## [Exercise brief]
Duplicate the Reddit thread about the Baguettotron model below, word for word and in full.

## [Document extract]
========================================================================

Baguettotron, a 321 million parameters generalist Small Reasoning Model (80-layers deep)
Posted by Balance-@reddit | LocalLLaMA | View on Reddit | 26 comments
Baguettotron is a 321 million parameters generalist Small Reasoning Model, trained on 200 billions tokens from SYNTH, a fully open generalist dataset.
Despite being trained on consideraly less data, Baguettotron outperforms most SLM of the same size range on non-code industry benchmarks, providing an unprecedented balance between memory, general reasoning, math and retrieval performance.
The name is both a nod to French origins and to the unusual shape of the model: with 80 layers, Baguettotron is currently the deepest SLM in its size range.
TomieNW@reddit
cant even say hello back :(
New_Cartographer9998@reddit
That's because it's not a conversational model. Check this using the RAG format (temp 0.4)
TomieNW@reddit
SrijSriv211@reddit
I'm curious why you decided to make it so deep?
Pojiku@reddit
Not part of the team here but I am also interested after seeing the Mixture of Recursions paper (apologies if that's not what it's actually called).
The curiosity is whether for SLMs, we can get reasoning gains from depth as a trade off against semantic gains from width.
JChataigne@reddit
I had an intuition of this but couldn't put words on it, this is well said.

========================================================================

## [Supplied information]
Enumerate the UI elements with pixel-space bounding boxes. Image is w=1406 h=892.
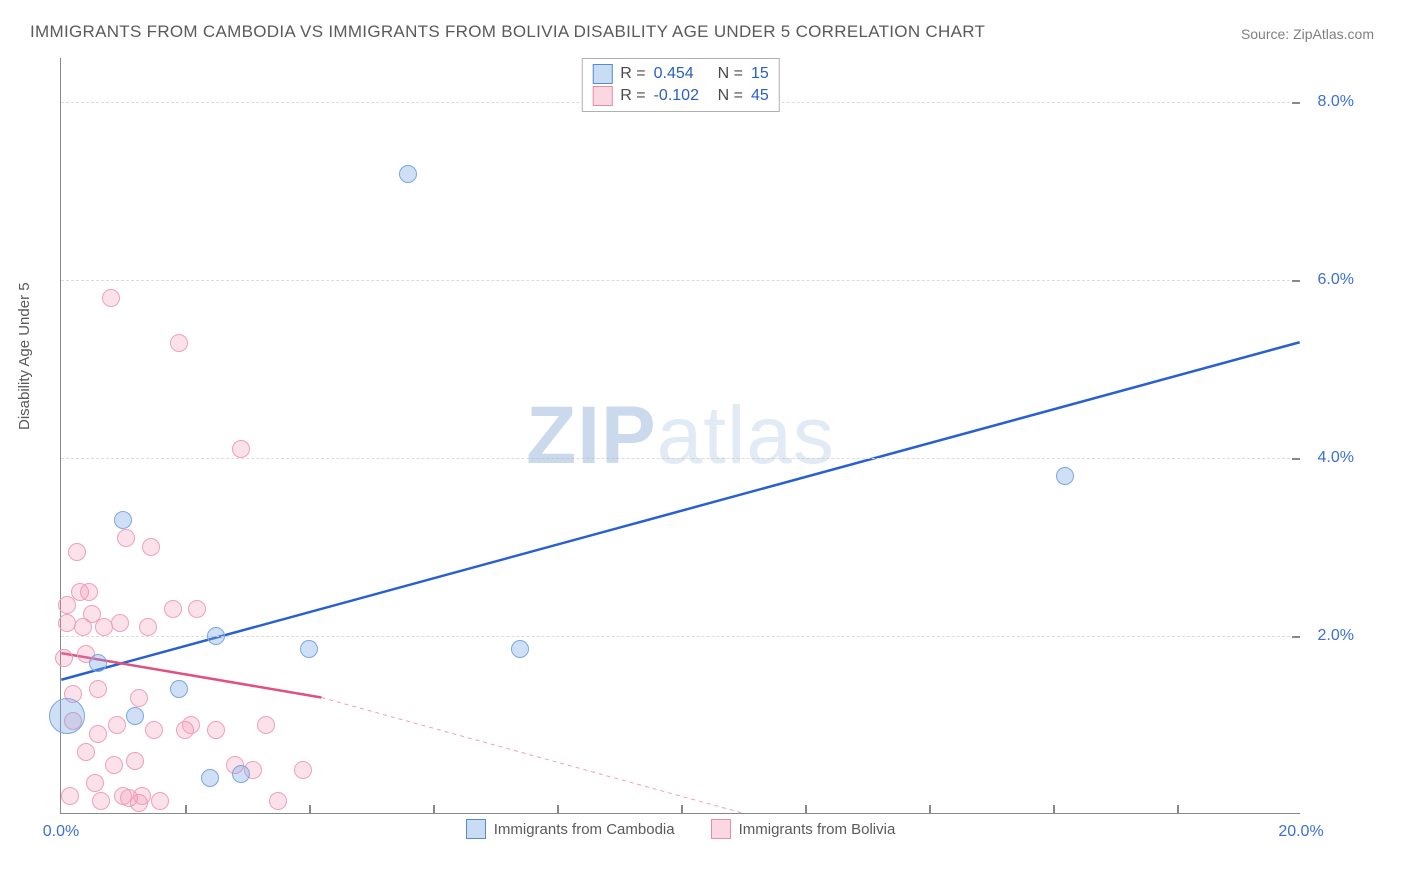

========================================================================

## [Worked answer]
Baguettotron, a 321 million parameters generalist Small Reasoning Model (80-layers deep)
Posted by Balance-@reddit | LocalLLaMA | View on Reddit | 26 comments
Baguettotron is a 321 million parameters generalist Small Reasoning Model, trained on 200 billions tokens from SYNTH, a fully open generalist dataset.
Despite being trained on consideraly less data, Baguettotron outperforms most SLM of the same size range on non-code industry benchmarks, providing an unprecedented balance between memory, general reasoning, math and retrieval performance.
The name is both a nod to French origins and to the unusual shape of the model: with 80 layers, Baguettotron is currently the deepest SLM in its size range.
TomieNW@reddit
cant even say hello back :(
New_Cartographer9998@reddit
That's because it's not a conversational model. Check this using the RAG format (temp 0.4)
TomieNW@reddit
SrijSriv211@reddit
I'm curious why you decided to make it so deep?
Pojiku@reddit
Not part of the team here but I am also interested after seeing the Mixture of Recursions paper (apologies if that's not what it's actually called).
The curiosity is whether for SLMs, we can get reasoning gains from depth as a trade off against semantic gains from width.
JChataigne@reddit
I had an intuition of this but couldn't put words on it, this is well said.